■ Extracted data entries ■
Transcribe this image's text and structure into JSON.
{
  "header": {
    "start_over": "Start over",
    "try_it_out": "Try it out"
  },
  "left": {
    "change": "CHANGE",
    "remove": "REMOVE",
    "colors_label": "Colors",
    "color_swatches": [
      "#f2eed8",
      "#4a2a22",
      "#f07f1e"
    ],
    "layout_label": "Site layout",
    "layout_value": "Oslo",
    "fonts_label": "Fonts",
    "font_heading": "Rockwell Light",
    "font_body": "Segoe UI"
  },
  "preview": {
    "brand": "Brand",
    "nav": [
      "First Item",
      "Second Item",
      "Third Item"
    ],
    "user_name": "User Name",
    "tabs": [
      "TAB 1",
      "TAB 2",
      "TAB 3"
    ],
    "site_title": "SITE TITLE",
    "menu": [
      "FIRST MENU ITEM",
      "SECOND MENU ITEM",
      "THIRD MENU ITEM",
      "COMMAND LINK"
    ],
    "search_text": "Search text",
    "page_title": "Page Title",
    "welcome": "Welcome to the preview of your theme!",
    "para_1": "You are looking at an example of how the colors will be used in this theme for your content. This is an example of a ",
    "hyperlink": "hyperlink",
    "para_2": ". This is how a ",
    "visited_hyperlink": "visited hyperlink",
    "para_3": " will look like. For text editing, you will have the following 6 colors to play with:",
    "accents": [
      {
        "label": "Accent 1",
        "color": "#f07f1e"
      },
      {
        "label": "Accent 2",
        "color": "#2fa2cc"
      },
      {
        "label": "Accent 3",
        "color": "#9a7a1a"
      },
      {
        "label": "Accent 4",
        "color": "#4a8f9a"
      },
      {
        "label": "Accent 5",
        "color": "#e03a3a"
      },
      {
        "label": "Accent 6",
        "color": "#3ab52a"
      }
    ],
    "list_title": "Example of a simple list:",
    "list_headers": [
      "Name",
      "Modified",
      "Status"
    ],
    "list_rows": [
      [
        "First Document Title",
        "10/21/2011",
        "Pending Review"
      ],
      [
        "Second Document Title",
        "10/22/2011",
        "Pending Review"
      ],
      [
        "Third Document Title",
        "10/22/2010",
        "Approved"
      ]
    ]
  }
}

■ Exercise task ■
Check each line above for the word "hyperlink" and give the number of lines that have it, nothing else.

■ The solution ■
2